=== RECORDS FOR THIS TASK ===

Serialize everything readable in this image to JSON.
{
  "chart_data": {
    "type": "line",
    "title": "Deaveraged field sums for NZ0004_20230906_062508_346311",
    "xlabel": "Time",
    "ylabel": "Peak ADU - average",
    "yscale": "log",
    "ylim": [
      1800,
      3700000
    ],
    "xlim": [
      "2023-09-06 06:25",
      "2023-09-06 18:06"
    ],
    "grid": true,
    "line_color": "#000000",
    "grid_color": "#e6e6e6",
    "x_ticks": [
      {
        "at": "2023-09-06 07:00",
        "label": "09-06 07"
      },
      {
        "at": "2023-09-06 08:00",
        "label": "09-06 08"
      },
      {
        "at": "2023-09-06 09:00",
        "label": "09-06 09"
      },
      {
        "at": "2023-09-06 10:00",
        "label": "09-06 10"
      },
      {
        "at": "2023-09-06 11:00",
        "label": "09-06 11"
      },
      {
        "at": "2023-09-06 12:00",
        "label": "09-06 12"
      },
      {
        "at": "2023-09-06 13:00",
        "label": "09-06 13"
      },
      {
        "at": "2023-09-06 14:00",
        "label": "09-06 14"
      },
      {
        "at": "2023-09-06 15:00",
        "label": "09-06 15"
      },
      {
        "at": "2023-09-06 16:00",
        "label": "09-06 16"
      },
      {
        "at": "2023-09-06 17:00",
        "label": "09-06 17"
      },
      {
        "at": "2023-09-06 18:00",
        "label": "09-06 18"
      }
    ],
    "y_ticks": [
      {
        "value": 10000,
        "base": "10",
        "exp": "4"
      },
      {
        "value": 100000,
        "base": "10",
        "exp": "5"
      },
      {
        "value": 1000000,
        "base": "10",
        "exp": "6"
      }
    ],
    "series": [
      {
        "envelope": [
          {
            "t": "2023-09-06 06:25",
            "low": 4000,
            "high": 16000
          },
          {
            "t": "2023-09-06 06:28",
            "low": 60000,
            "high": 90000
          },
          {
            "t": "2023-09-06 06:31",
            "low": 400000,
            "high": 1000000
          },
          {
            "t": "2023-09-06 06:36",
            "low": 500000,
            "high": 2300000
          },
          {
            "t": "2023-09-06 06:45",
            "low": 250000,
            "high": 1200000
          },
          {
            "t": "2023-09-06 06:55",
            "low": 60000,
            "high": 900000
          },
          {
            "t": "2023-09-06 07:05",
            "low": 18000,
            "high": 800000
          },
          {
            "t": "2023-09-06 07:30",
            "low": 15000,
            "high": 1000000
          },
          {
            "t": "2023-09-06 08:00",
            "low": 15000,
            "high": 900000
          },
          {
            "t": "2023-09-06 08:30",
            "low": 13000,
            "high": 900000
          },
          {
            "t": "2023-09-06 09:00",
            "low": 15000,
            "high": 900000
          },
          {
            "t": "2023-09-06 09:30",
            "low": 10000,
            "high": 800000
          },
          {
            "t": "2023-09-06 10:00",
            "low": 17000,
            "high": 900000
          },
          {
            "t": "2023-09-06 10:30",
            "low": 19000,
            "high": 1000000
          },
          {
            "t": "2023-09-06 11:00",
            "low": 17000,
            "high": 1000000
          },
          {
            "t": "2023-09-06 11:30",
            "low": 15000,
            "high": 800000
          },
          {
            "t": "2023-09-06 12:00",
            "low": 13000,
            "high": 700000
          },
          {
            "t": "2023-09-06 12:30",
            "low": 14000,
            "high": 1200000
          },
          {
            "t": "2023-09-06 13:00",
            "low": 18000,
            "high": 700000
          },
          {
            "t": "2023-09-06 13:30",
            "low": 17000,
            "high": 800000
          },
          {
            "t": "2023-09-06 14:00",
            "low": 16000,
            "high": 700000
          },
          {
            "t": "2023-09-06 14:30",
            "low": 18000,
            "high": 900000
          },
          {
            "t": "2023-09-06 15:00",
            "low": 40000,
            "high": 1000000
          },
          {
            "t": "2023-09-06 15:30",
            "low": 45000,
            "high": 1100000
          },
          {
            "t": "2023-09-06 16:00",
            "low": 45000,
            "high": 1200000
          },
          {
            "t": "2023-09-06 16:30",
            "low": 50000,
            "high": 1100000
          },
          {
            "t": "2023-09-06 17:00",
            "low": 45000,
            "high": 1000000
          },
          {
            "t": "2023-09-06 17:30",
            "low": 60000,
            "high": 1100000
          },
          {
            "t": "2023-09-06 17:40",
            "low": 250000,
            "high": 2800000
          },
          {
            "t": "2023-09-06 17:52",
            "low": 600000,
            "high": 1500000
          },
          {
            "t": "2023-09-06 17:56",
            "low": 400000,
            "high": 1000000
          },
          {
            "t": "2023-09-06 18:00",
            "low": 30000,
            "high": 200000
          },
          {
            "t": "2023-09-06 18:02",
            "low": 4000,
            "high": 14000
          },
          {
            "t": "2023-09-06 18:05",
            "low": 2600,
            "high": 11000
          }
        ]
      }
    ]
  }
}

===

### EXERCISE DETAILS:
Search the data above for the string "value" and copy each line that has it.

### RESULT OF THIS EXERCISE:
        "value": 10000,
        "value": 100000,
        "value": 1000000,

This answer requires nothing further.